# Objective
Reproduce the records. Keep every word exact and include no images.

▶

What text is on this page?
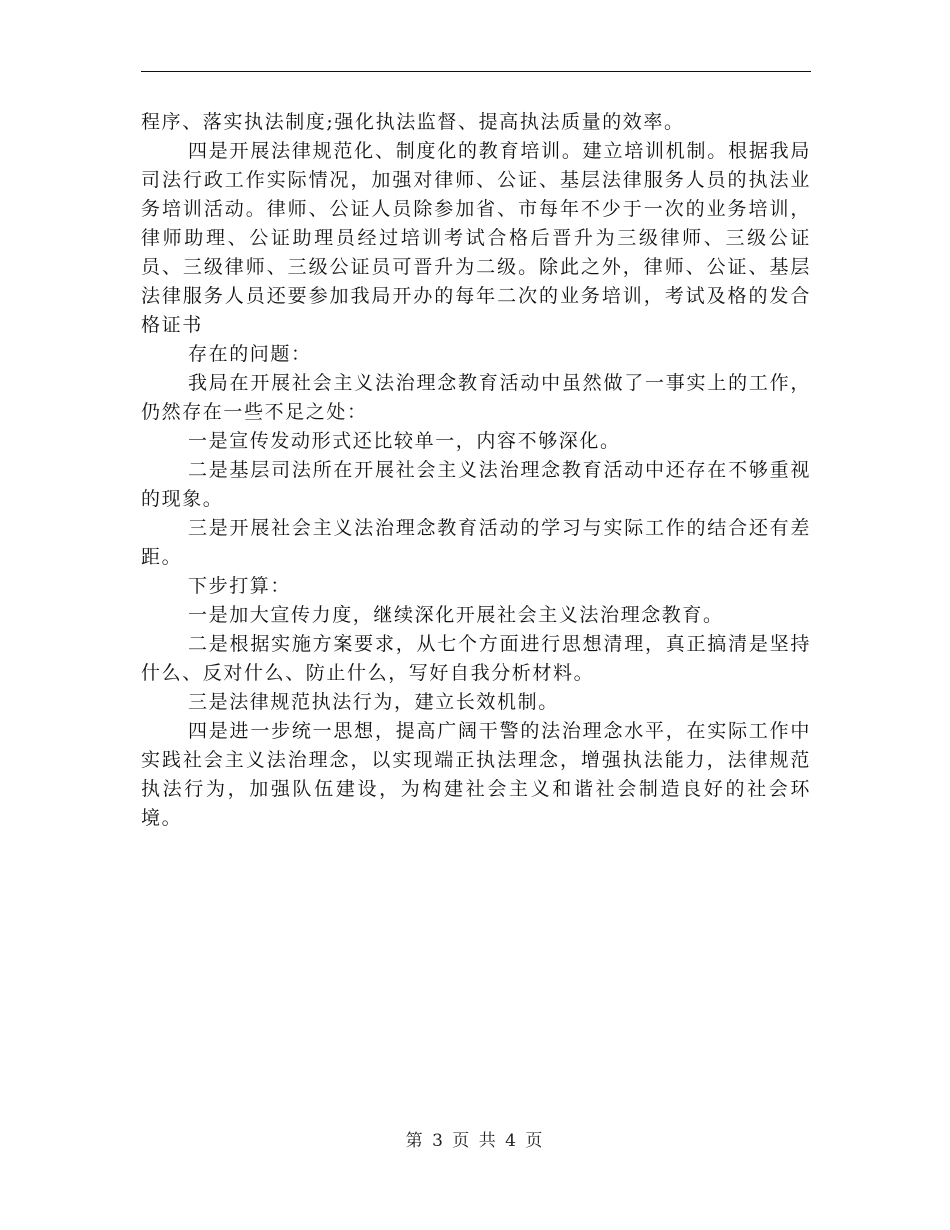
程序、落实执法制度;强化执法监督、提高执法质量的效率。

四是开展法律规范化、制度化的教育培训。建立培训机制。根据我局司法行政工作实际情况，加强对律师、公证、基层法律服务人员的执法业务培训活动。律师、公证人员除参加省、市每年不少于一次的业务培训，律师助理、公证助理员经过培训考试合格后晋升为三级律师、三级公证员、三级律师、三级公证员可晋升为二级。除此之外，律师、公证、基层法律服务人员还要参加我局开办的每年二次的业务培训，考试及格的发合格证书

存在的问题：

我局在开展社会主义法治理念教育活动中虽然做了一事实上的工作，仍然存在一些不足之处：

一是宣传发动形式还比较单一，内容不够深化。

二是基层司法所在开展社会主义法治理念教育活动中还存在不够重视的现象。

三是开展社会主义法治理念教育活动的学习与实际工作的结合还有差距。

下步打算：

一是加大宣传力度，继续深化开展社会主义法治理念教育。

二是根据实施方案要求，从七个方面进行思想清理，真正搞清是坚持什么、反对什么、防止什么，写好自我分析材料。

三是法律规范执法行为，建立长效机制。

四是进一步统一思想，提高广阔干警的法治理念水平，在实际工作中实践社会主义法治理念，以实现端正执法理念，增强执法能力，法律规范执法行为，加强队伍建设，为构建社会主义和谐社会制造良好的社会环境。

第 3 页 共 4 页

◀

# The reply
What text is on this page?
程序、落实执法制度;强化执法监督、提高执法质量的效率。

四是开展法律规范化、制度化的教育培训。建立培训机制。根据我局司法行政工作实际情况，加强对律师、公证、基层法律服务人员的执法业务培训活动。律师、公证人员除参加省、市每年不少于一次的业务培训，律师助理、公证助理员经过培训考试合格后晋升为三级律师、三级公证员、三级律师、三级公证员可晋升为二级。除此之外，律师、公证、基层法律服务人员还要参加我局开办的每年二次的业务培训，考试及格的发合格证书

存在的问题：

我局在开展社会主义法治理念教育活动中虽然做了一事实上的工作，仍然存在一些不足之处：

一是宣传发动形式还比较单一，内容不够深化。

二是基层司法所在开展社会主义法治理念教育活动中还存在不够重视的现象。

三是开展社会主义法治理念教育活动的学习与实际工作的结合还有差距。

下步打算：

一是加大宣传力度，继续深化开展社会主义法治理念教育。

二是根据实施方案要求，从七个方面进行思想清理，真正搞清是坚持什么、反对什么、防止什么，写好自我分析材料。

三是法律规范执法行为，建立长效机制。

四是进一步统一思想，提高广阔干警的法治理念水平，在实际工作中实践社会主义法治理念，以实现端正执法理念，增强执法能力，法律规范执法行为，加强队伍建设，为构建社会主义和谐社会制造良好的社会环境。

第 3 页 共 4 页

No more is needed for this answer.